• _Required task_: Return all lines with the word "content" in them.
--*--
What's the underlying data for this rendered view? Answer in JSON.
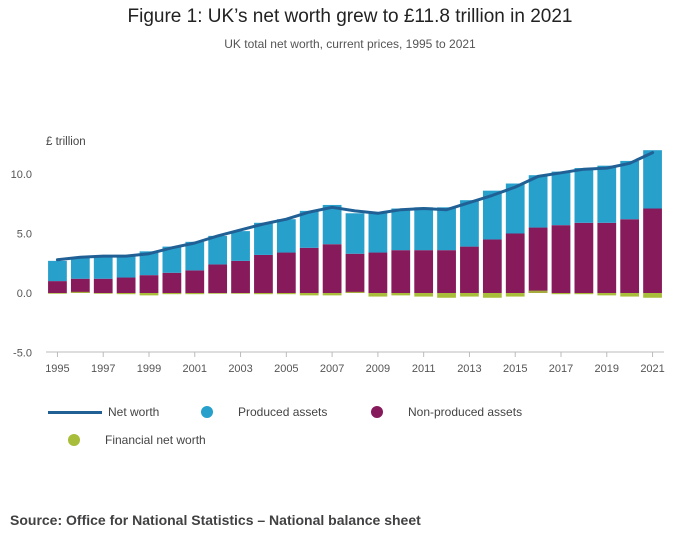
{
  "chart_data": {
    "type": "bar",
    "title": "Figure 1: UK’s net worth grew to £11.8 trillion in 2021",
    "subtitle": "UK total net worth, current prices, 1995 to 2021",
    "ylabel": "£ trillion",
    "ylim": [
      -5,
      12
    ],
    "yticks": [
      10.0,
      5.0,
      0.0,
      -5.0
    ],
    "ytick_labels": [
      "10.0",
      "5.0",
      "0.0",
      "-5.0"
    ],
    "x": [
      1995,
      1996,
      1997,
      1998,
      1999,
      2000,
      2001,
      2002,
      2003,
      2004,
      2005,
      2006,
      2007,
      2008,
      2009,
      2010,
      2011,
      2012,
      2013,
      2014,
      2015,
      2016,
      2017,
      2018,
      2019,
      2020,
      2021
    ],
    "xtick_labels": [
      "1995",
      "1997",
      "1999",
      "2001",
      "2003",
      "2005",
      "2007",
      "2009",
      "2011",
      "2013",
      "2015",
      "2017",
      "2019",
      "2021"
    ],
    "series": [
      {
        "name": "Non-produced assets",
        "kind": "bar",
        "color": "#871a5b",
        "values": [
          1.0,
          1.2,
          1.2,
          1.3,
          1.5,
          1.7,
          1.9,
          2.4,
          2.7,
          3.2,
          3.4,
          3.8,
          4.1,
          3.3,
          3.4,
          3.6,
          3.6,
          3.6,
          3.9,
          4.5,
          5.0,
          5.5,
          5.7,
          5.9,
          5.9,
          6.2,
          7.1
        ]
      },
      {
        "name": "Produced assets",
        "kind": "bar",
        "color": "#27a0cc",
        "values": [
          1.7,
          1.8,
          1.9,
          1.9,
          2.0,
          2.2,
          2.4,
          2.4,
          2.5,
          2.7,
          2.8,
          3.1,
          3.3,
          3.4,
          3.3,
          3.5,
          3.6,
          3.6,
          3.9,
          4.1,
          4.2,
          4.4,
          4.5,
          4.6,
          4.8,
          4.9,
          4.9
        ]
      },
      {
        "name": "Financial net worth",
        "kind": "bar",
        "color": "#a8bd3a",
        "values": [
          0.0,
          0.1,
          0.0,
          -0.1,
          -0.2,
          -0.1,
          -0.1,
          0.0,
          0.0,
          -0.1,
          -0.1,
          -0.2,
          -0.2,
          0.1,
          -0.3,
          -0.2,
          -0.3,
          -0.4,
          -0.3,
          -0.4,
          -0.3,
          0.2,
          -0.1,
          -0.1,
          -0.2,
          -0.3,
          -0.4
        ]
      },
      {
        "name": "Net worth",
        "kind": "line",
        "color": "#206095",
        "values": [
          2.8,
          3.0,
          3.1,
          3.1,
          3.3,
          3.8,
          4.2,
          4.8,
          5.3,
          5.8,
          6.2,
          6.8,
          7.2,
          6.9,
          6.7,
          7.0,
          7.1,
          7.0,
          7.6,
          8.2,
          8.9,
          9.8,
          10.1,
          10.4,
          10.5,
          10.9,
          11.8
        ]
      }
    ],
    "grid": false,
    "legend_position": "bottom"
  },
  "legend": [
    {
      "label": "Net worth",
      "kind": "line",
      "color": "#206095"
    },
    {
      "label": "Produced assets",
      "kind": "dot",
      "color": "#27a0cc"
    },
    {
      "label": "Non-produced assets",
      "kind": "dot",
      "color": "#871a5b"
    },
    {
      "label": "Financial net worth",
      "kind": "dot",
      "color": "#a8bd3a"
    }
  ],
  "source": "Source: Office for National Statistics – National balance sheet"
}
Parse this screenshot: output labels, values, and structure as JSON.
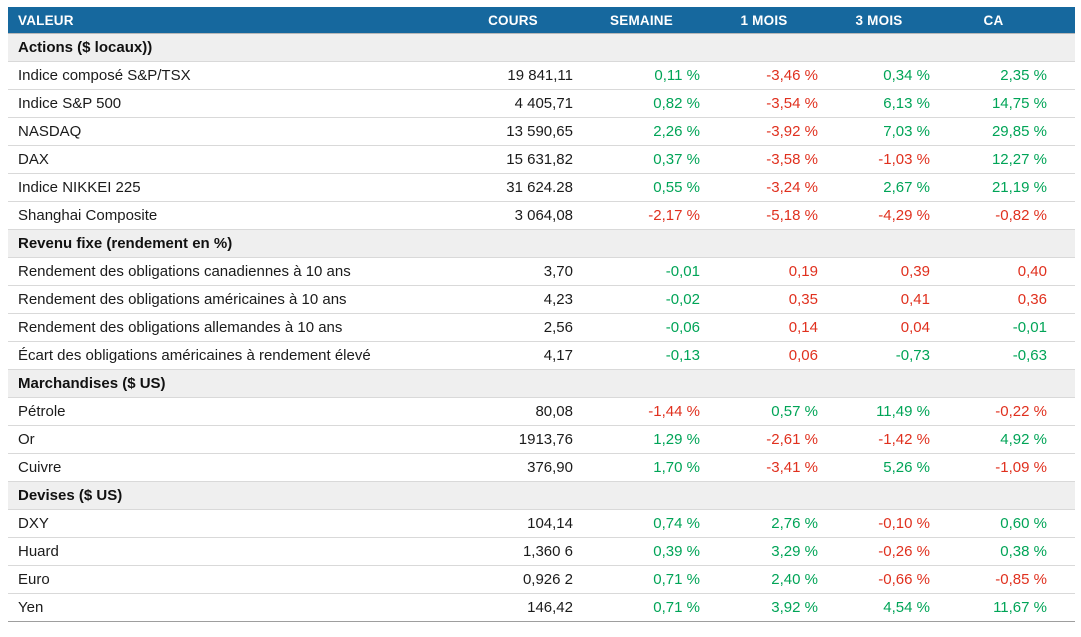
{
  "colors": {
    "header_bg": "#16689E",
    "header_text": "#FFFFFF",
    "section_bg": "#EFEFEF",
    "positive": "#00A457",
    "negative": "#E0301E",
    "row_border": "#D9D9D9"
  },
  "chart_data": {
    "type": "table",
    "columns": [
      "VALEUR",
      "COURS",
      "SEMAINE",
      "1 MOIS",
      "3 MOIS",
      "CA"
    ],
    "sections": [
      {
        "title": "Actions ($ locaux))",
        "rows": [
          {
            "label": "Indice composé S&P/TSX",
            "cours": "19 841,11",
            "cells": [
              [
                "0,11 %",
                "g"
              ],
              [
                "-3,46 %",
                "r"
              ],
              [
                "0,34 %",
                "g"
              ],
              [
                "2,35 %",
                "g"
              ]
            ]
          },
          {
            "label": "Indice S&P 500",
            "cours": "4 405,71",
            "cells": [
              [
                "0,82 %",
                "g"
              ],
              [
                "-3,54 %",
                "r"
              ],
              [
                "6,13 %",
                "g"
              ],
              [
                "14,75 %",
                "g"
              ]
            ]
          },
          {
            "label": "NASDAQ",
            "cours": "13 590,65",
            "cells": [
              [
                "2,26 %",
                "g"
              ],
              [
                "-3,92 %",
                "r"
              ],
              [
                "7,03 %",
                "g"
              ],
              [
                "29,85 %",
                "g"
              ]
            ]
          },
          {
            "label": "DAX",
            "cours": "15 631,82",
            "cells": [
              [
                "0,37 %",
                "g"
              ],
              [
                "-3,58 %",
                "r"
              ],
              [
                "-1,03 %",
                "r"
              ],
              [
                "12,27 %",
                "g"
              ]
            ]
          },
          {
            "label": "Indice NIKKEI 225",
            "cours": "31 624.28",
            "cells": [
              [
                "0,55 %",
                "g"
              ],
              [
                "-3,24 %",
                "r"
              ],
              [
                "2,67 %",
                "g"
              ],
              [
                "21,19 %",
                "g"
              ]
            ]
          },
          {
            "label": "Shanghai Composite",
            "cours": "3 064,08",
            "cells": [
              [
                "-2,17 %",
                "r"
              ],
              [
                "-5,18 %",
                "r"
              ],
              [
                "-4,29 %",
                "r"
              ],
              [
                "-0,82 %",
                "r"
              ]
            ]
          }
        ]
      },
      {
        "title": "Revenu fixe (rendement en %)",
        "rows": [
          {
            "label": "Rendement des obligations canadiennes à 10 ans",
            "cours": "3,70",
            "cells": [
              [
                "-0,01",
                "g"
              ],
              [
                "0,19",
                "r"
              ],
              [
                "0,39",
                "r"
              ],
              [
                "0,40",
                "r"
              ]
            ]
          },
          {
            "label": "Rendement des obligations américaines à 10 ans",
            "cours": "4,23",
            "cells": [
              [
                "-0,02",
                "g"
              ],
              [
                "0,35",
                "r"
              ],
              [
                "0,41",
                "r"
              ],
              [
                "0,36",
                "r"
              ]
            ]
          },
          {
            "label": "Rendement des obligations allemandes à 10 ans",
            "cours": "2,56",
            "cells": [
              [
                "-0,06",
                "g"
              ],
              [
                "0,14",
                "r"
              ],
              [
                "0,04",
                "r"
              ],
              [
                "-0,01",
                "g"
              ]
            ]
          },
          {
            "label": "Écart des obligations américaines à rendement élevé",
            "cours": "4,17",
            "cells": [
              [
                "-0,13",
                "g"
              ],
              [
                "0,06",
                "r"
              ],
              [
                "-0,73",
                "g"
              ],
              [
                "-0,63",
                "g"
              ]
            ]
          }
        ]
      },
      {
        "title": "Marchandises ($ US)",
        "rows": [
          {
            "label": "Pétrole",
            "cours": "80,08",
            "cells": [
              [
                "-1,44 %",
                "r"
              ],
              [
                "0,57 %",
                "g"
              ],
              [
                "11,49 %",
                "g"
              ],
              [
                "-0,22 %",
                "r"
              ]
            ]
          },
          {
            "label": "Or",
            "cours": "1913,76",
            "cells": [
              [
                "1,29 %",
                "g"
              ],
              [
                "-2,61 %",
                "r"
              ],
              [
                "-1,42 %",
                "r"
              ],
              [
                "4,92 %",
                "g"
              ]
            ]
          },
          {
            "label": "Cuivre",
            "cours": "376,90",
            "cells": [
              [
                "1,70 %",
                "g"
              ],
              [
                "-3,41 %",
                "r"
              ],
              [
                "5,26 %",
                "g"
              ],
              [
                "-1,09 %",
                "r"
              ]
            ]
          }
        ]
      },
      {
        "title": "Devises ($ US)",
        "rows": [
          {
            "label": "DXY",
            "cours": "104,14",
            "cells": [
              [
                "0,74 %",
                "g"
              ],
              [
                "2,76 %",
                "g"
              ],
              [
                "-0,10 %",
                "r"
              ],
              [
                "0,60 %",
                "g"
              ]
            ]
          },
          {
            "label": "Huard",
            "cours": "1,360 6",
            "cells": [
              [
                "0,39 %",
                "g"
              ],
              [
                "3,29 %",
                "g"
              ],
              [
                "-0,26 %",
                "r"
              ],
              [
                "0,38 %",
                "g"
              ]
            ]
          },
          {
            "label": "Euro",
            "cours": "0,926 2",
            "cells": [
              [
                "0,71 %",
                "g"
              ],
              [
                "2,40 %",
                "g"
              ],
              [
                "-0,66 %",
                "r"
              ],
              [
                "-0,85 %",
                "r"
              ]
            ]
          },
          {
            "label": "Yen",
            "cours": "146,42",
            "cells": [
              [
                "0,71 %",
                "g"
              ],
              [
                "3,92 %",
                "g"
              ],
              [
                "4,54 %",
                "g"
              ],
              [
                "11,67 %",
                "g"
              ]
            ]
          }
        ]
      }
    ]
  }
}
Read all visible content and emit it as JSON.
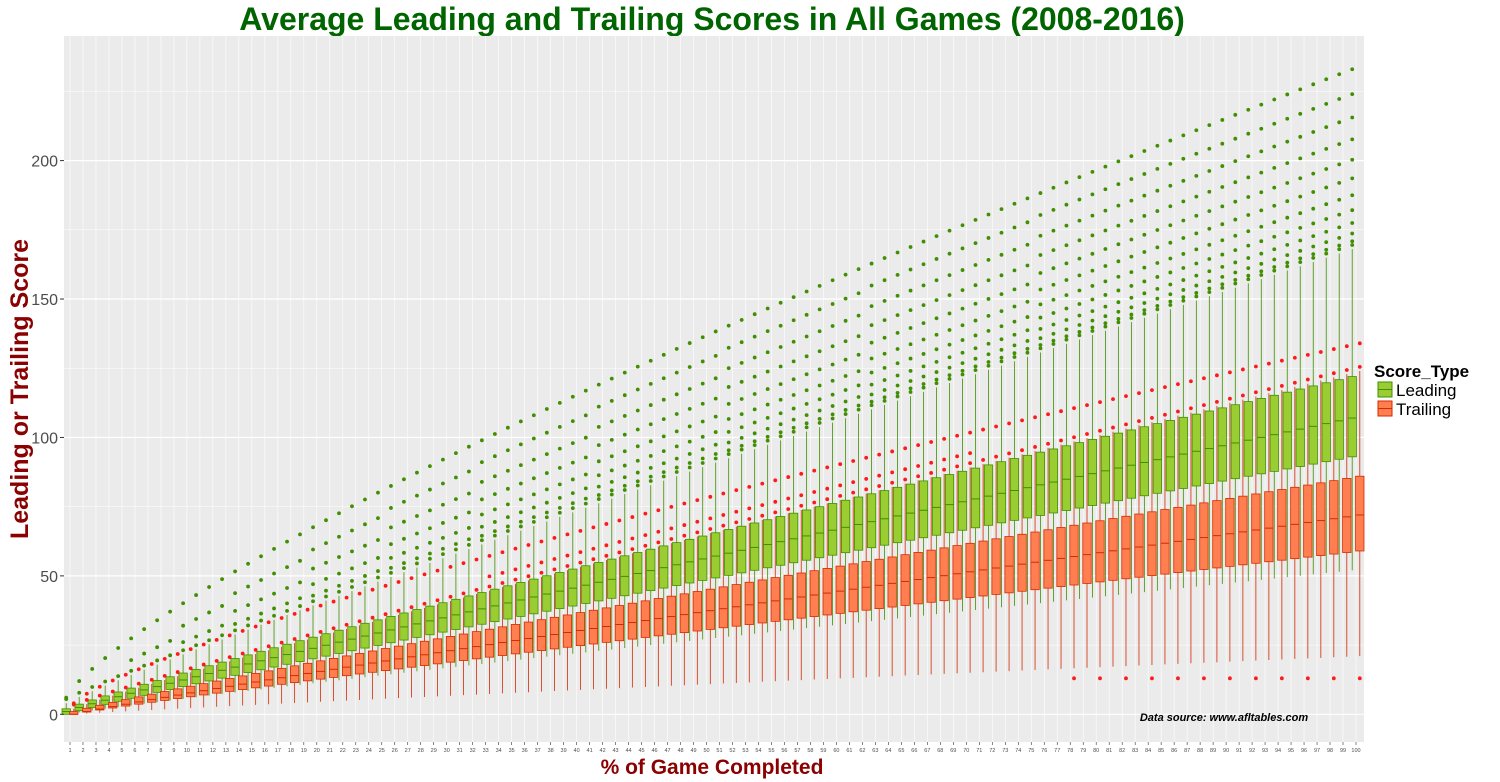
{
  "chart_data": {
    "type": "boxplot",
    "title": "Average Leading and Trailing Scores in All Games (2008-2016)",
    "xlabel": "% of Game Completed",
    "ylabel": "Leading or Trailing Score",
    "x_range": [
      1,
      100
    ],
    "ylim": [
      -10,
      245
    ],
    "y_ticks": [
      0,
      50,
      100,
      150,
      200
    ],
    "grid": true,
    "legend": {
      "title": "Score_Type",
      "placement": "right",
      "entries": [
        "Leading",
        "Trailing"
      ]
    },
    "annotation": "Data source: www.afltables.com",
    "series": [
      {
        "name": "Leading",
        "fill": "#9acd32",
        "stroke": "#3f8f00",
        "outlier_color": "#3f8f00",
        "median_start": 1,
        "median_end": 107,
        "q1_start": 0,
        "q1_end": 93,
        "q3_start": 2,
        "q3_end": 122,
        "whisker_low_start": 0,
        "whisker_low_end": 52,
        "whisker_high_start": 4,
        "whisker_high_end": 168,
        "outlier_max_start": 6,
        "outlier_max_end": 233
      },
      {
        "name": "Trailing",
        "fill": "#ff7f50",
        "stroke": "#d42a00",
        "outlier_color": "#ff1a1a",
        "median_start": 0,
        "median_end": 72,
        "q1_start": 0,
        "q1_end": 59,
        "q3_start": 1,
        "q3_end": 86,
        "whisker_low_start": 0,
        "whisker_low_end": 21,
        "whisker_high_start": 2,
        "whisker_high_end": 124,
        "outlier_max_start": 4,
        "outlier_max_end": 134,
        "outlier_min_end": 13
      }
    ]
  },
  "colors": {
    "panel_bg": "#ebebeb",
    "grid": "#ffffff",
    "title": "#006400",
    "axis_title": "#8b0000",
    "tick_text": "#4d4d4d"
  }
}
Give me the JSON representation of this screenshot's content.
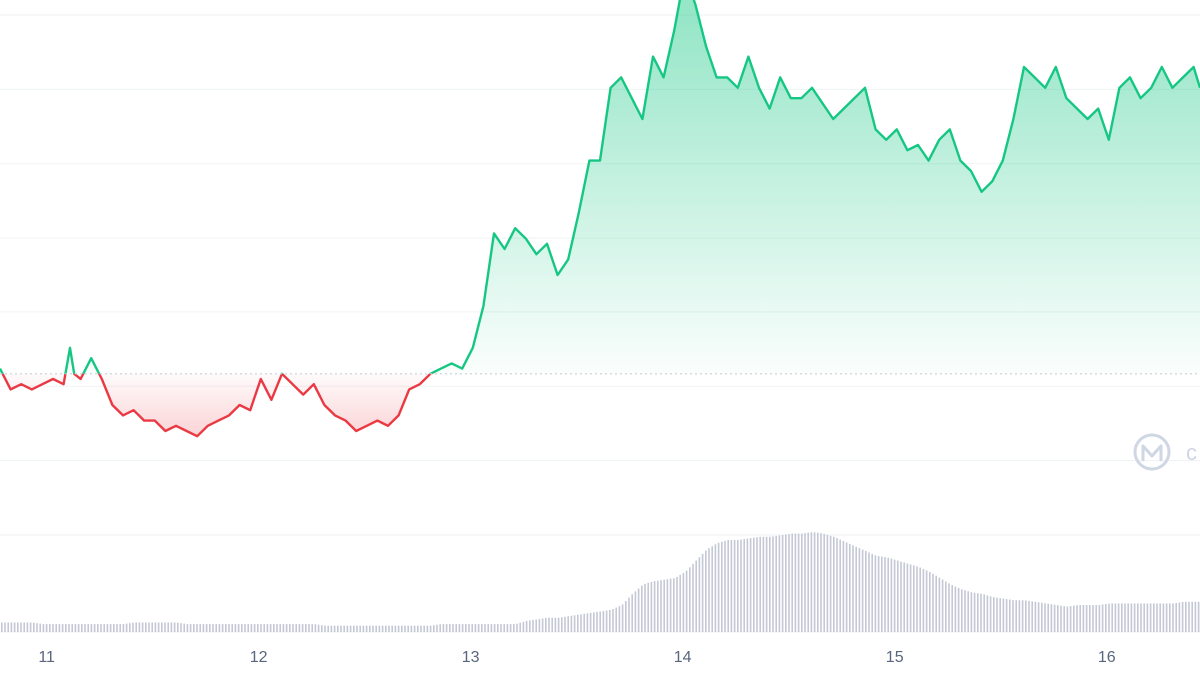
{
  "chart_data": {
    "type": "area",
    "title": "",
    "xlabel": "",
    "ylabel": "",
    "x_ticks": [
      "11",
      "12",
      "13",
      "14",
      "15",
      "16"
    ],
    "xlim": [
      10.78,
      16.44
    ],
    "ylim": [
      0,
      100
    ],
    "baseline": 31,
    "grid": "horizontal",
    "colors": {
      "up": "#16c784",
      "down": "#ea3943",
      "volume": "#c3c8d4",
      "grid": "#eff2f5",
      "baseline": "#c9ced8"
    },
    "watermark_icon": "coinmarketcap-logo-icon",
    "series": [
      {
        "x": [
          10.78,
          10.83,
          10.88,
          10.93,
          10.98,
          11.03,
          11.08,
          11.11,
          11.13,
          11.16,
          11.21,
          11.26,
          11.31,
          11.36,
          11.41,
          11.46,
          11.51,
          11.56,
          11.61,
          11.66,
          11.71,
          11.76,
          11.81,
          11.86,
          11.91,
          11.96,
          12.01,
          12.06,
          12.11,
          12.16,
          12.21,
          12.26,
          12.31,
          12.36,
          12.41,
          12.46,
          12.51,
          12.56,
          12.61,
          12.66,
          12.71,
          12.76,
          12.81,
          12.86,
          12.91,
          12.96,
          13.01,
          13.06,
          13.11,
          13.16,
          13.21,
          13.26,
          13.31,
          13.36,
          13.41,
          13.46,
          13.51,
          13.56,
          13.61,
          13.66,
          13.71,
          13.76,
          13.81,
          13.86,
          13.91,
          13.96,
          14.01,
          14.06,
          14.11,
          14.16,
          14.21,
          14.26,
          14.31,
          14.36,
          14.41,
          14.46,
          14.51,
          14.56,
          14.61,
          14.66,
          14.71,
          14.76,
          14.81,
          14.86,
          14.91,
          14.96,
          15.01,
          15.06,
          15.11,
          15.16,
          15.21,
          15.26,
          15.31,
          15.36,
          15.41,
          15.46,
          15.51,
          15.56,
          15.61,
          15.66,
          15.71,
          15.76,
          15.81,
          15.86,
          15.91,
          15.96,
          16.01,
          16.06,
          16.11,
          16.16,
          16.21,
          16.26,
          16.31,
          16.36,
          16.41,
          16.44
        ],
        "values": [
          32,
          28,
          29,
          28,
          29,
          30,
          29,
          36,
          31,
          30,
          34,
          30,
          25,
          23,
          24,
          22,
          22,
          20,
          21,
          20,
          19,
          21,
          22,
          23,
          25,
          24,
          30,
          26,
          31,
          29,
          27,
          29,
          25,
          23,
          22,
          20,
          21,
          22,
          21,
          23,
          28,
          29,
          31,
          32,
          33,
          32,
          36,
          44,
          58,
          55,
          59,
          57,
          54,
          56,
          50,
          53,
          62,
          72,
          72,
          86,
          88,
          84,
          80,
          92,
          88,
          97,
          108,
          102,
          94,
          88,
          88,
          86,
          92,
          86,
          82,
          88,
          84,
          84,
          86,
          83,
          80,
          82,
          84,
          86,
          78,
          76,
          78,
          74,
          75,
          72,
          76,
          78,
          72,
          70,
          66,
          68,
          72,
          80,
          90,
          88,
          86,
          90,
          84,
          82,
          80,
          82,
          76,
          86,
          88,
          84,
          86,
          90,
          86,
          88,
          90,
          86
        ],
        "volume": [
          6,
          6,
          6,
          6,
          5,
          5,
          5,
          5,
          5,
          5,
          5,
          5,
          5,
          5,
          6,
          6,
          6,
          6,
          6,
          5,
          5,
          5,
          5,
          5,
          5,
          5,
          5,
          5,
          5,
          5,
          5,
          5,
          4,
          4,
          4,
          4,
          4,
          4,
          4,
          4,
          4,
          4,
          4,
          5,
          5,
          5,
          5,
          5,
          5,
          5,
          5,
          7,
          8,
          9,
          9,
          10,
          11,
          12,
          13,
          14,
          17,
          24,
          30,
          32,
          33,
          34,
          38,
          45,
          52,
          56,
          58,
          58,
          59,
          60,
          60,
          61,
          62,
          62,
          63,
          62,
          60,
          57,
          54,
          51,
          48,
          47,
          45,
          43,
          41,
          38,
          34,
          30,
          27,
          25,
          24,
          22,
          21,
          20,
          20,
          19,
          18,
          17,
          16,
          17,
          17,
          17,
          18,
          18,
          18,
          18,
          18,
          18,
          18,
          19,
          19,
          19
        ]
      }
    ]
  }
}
--*--
• _Answer to the problem_:
Read all visible content and emit it as JSON.
Give me the JSON representation of this screenshot's content.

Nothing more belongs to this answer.